* Begin *

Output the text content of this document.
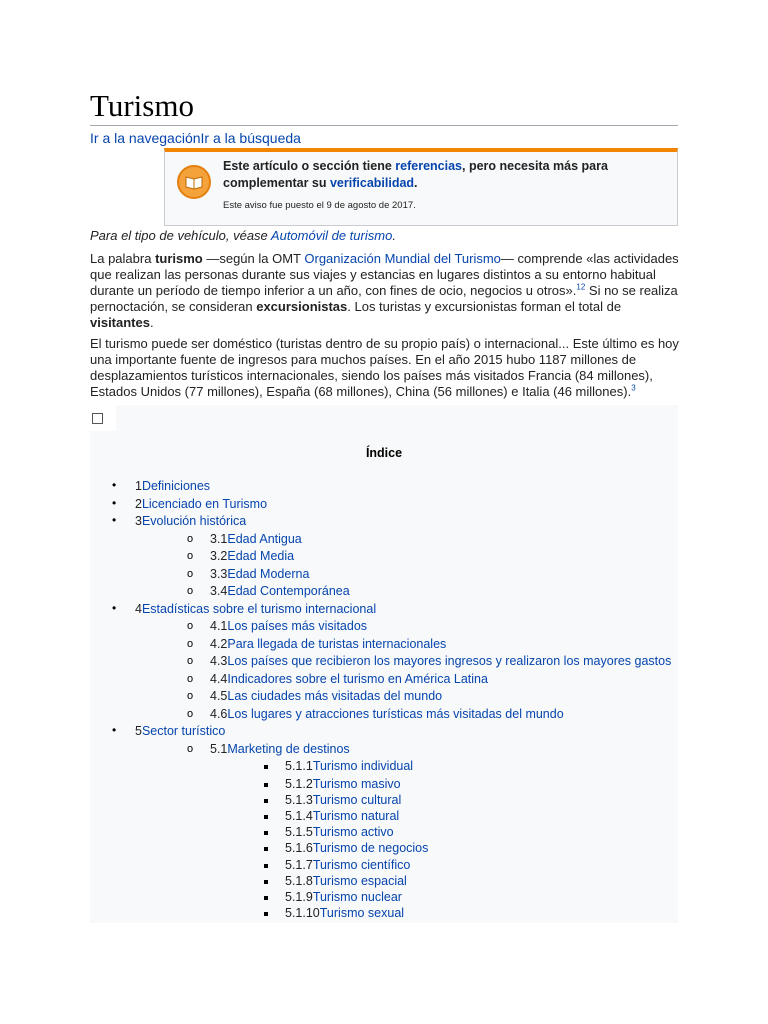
Turismo
Ir a la navegaciónIr a la búsqueda
Este artículo o sección tiene referencias, pero necesita más para complementar su verificabilidad.
Este aviso fue puesto el 9 de agosto de 2017.
Para el tipo de vehículo, véase Automóvil de turismo.

La palabra turismo —según la OMT Organización Mundial del Turismo— comprende «las actividades que realizan las personas durante sus viajes y estancias en lugares distintos a su entorno habitual durante un período de tiempo inferior a un año, con fines de ocio, negocios u otros».$^{12}$ Si no se realiza pernoctación, se consideran excursionistas. Los turistas y excursionistas forman el total de visitantes.

El turismo puede ser doméstico (turistas dentro de su propio país) o internacional... Este último es hoy una importante fuente de ingresos para muchos países. En el año 2015 hubo 1187 millones de desplazamientos turísticos internacionales, siendo los países más visitados Francia (84 millones), Estados Unidos (77 millones), España (68 millones), China (56 millones) e Italia (46 millones).$^3$

Índice
• 1Definiciones
• 2Licenciado en Turismo
• 3Evolución histórica
o 3.1Edad Antigua
o 3.2Edad Media
o 3.3Edad Moderna
o 3.4Edad Contemporánea
• 4Estadísticas sobre el turismo internacional
o 4.1Los países más visitados
o 4.2Para llegada de turistas internacionales
o 4.3Los países que recibieron los mayores ingresos y realizaron los mayores gastos
o 4.4Indicadores sobre el turismo en América Latina
o 4.5Las ciudades más visitadas del mundo
o 4.6Los lugares y atracciones turísticas más visitadas del mundo
• 5Sector turístico
o 5.1Marketing de destinos
5.1.1Turismo individual
5.1.2Turismo masivo
5.1.3Turismo cultural
5.1.4Turismo natural
5.1.5Turismo activo
5.1.6Turismo de negocios
5.1.7Turismo científico
5.1.8Turismo espacial
5.1.9Turismo nuclear
5.1.10Turismo sexual
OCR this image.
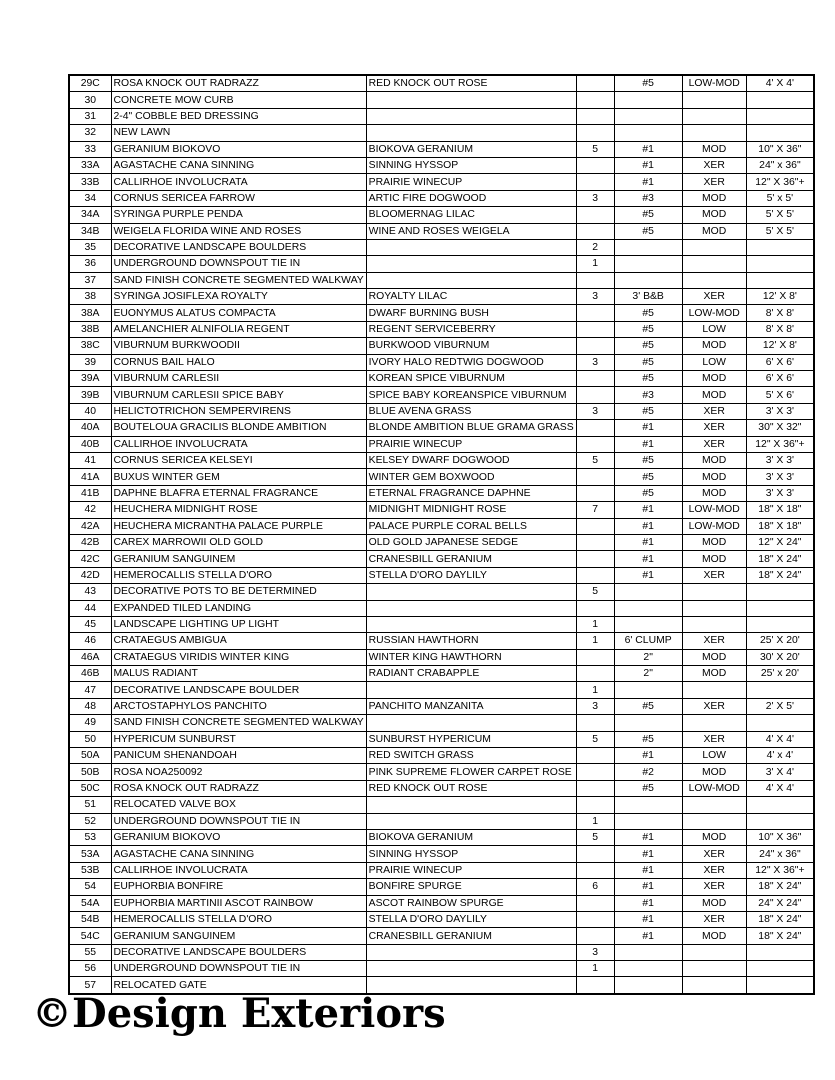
29C	ROSA KNOCK OUT RADRAZZ	RED KNOCK OUT ROSE		#5	LOW-MOD	4' X 4'
30	CONCRETE MOW CURB					
31	2-4" COBBLE BED DRESSING					
32	NEW LAWN					
33	GERANIUM BIOKOVO	BIOKOVA GERANIUM	5	#1	MOD	10" X 36"
33A	AGASTACHE CANA SINNING	SINNING HYSSOP		#1	XER	24" x 36"
33B	CALLIRHOE INVOLUCRATA	PRAIRIE WINECUP		#1	XER	12" X 36"+
34	CORNUS SERICEA FARROW	ARTIC FIRE DOGWOOD	3	#3	MOD	5' x 5'
34A	SYRINGA PURPLE PENDA	BLOOMERNAG LILAC		#5	MOD	5' X 5'
34B	WEIGELA FLORIDA WINE AND ROSES	WINE AND ROSES WEIGELA		#5	MOD	5' X 5'
35	DECORATIVE LANDSCAPE BOULDERS		2			
36	UNDERGROUND DOWNSPOUT TIE IN		1			
37	SAND FINISH CONCRETE SEGMENTED WALKWAY					
38	SYRINGA JOSIFLEXA ROYALTY	ROYALTY LILAC	3	3' B&B	XER	12' X 8'
38A	EUONYMUS ALATUS COMPACTA	DWARF BURNING BUSH		#5	LOW-MOD	8' X 8'
38B	AMELANCHIER ALNIFOLIA REGENT	REGENT SERVICEBERRY		#5	LOW	8' X 8'
38C	VIBURNUM BURKWOODII	BURKWOOD VIBURNUM		#5	MOD	12' X 8'
39	CORNUS BAIL HALO	IVORY HALO REDTWIG DOGWOOD	3	#5	LOW	6' X 6'
39A	VIBURNUM CARLESII	KOREAN SPICE VIBURNUM		#5	MOD	6' X 6'
39B	VIBURNUM CARLESII SPICE BABY	SPICE BABY KOREANSPICE VIBURNUM		#3	MOD	5' X 6'
40	HELICTOTRICHON SEMPERVIRENS	BLUE AVENA GRASS	3	#5	XER	3' X 3'
40A	BOUTELOUA GRACILIS BLONDE AMBITION	BLONDE AMBITION BLUE GRAMA GRASS		#1	XER	30" X 32"
40B	CALLIRHOE INVOLUCRATA	PRAIRIE WINECUP		#1	XER	12" X 36"+
41	CORNUS SERICEA KELSEYI	KELSEY DWARF DOGWOOD	5	#5	MOD	3' X 3'
41A	BUXUS WINTER GEM	WINTER GEM BOXWOOD		#5	MOD	3' X 3'
41B	DAPHNE BLAFRA ETERNAL FRAGRANCE	ETERNAL FRAGRANCE DAPHNE		#5	MOD	3' X 3'
42	HEUCHERA MIDNIGHT ROSE	MIDNIGHT MIDNIGHT ROSE	7	#1	LOW-MOD	18" X 18"
42A	HEUCHERA MICRANTHA PALACE PURPLE	PALACE PURPLE CORAL BELLS		#1	LOW-MOD	18" X 18"
42B	CAREX MARROWII OLD GOLD	OLD GOLD JAPANESE SEDGE		#1	MOD	12" X 24"
42C	GERANIUM SANGUINEM	CRANESBILL GERANIUM		#1	MOD	18" X 24"
42D	HEMEROCALLIS STELLA D'ORO	STELLA D'ORO DAYLILY		#1	XER	18" X 24"
43	DECORATIVE POTS TO BE DETERMINED		5			
44	EXPANDED TILED LANDING					
45	LANDSCAPE LIGHTING UP LIGHT		1			
46	CRATAEGUS AMBIGUA	RUSSIAN HAWTHORN	1	6' CLUMP	XER	25' X 20'
46A	CRATAEGUS VIRIDIS WINTER KING	WINTER KING HAWTHORN		2"	MOD	30' X 20'
46B	MALUS RADIANT	RADIANT CRABAPPLE		2"	MOD	25' x 20'
47	DECORATIVE LANDSCAPE BOULDER		1			
48	ARCTOSTAPHYLOS PANCHITO	PANCHITO MANZANITA	3	#5	XER	2' X 5'
49	SAND FINISH CONCRETE SEGMENTED WALKWAY					
50	HYPERICUM SUNBURST	SUNBURST HYPERICUM	5	#5	XER	4' X 4'
50A	PANICUM SHENANDOAH	RED SWITCH GRASS		#1	LOW	4' x 4'
50B	ROSA NOA250092	PINK SUPREME FLOWER CARPET ROSE		#2	MOD	3' X 4'
50C	ROSA KNOCK OUT RADRAZZ	RED KNOCK OUT ROSE		#5	LOW-MOD	4' X 4'
51	RELOCATED VALVE BOX					
52	UNDERGROUND DOWNSPOUT TIE IN		1			
53	GERANIUM BIOKOVO	BIOKOVA GERANIUM	5	#1	MOD	10" X 36"
53A	AGASTACHE CANA SINNING	SINNING HYSSOP		#1	XER	24" x 36"
53B	CALLIRHOE INVOLUCRATA	PRAIRIE WINECUP		#1	XER	12" X 36"+
54	EUPHORBIA BONFIRE	BONFIRE SPURGE	6	#1	XER	18" X 24"
54A	EUPHORBIA MARTINII ASCOT RAINBOW	ASCOT RAINBOW SPURGE		#1	MOD	24" X 24"
54B	HEMEROCALLIS STELLA D'ORO	STELLA D'ORO DAYLILY		#1	XER	18" X 24"
54C	GERANIUM SANGUINEM	CRANESBILL GERANIUM		#1	MOD	18" X 24"
55	DECORATIVE LANDSCAPE BOULDERS		3			
56	UNDERGROUND DOWNSPOUT TIE IN		1			
57	RELOCATED GATE					
©Design Exteriors
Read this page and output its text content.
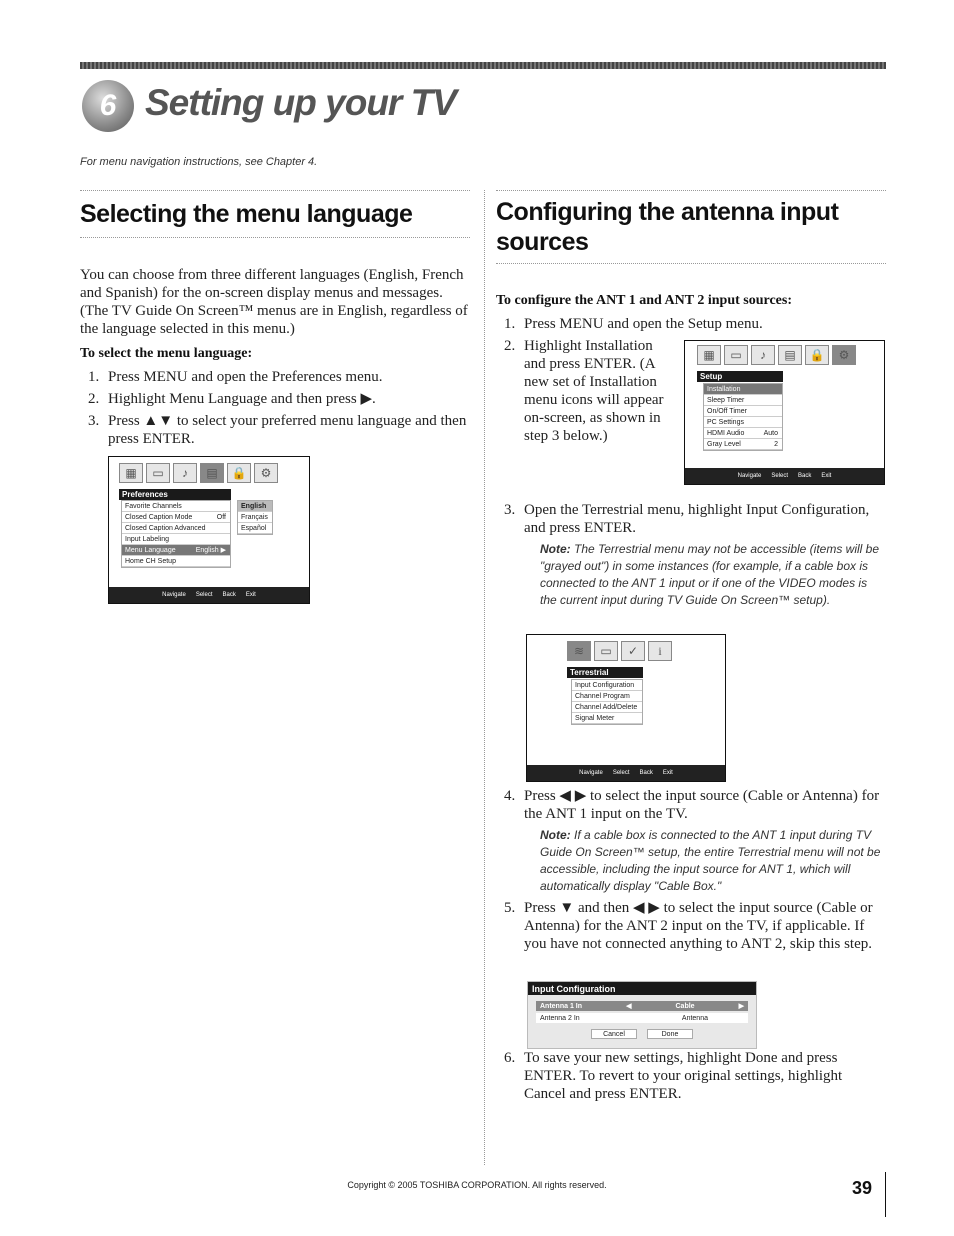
6 Setting up your TV
For menu navigation instructions, see Chapter 4.
Selecting the menu language

You can choose from three different languages (English, French

and Spanish) for the on-screen display menus and messages.

(The TV Guide On Screen™ menus are in English, regardless of

the language selected in this menu.)

To select the menu language:
1. Press MENU and open the Preferences menu.
2. Highlight Menu Language and then press ▶.
3. Press ▲▼ to select your preferred menu language and then press ENTER.
▦	▭	♪	▤	🔒	⚙
Preferences
Favorite Channels
Closed Caption Mode	Off
Closed Caption Advanced
Input Labeling
Menu Language	English ▶
Home CH Setup
English
Français
Español
Navigate Select Back Exit
Configuring the antenna input
sources
To configure the ANT 1 and ANT 2 input sources:
1. Press MENU and open the Setup menu.
2. Highlight Installation
and press ENTER. (A
new set of Installation
menu icons will appear
on-screen, as shown in
step 3 below.)
3. Open the Terrestrial menu, highlight Input Configuration, and press ENTER.

Note: The Terrestrial menu may not be accessible (items will be "grayed out") in some instances (for example, if a cable box is connected to the ANT 1 input or if one of the VIDEO modes is the current input during TV Guide On Screen™ setup).

4. Press ◀ ▶ to select the input source (Cable or Antenna) for the ANT 1 input on the TV.

Note: If a cable box is connected to the ANT 1 input during TV Guide On Screen™ setup, the entire Terrestrial menu will not be accessible, including the input source for ANT 1, which will automatically display "Cable Box."

5. Press ▼ and then ◀ ▶ to select the input source (Cable or Antenna) for the ANT 2 input on the TV, if applicable. If you have not connected anything to ANT 2, skip this step.
6. To save your new settings, highlight Done and press ENTER. To revert to your original settings, highlight Cancel and press ENTER.
▦	▭	♪	▤	🔒	⚙
Setup
Installation
Sleep Timer
On/Off Timer
PC Settings
HDMI Audio	Auto
Gray Level	2
Navigate Select Back Exit
≋	▭	✓	i
Terrestrial
Input Configuration
Channel Program
Channel Add/Delete
Signal Meter
Navigate Select Back Exit
Input Configuration
Antenna 1 In	◀	Cable	▶
Antenna 2 In	Antenna
Cancel	Done
Copyright © 2005 TOSHIBA CORPORATION. All rights reserved.	39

* End *

:: Work to be completed ::
Check each line of the entries above for the word "Note". List the ones that have it.

:: Finished exercise ::
Note: The Terrestrial menu may not be accessible (items will be "grayed out") in some instances (for example, if a cable box is connected to the ANT 1 input or if one of the VIDEO modes is the current input during TV Guide On Screen™ setup).
Note: If a cable box is connected to the ANT 1 input during TV Guide On Screen™ setup, the entire Terrestrial menu will not be accessible, including the input source for ANT 1, which will automatically display "Cable Box."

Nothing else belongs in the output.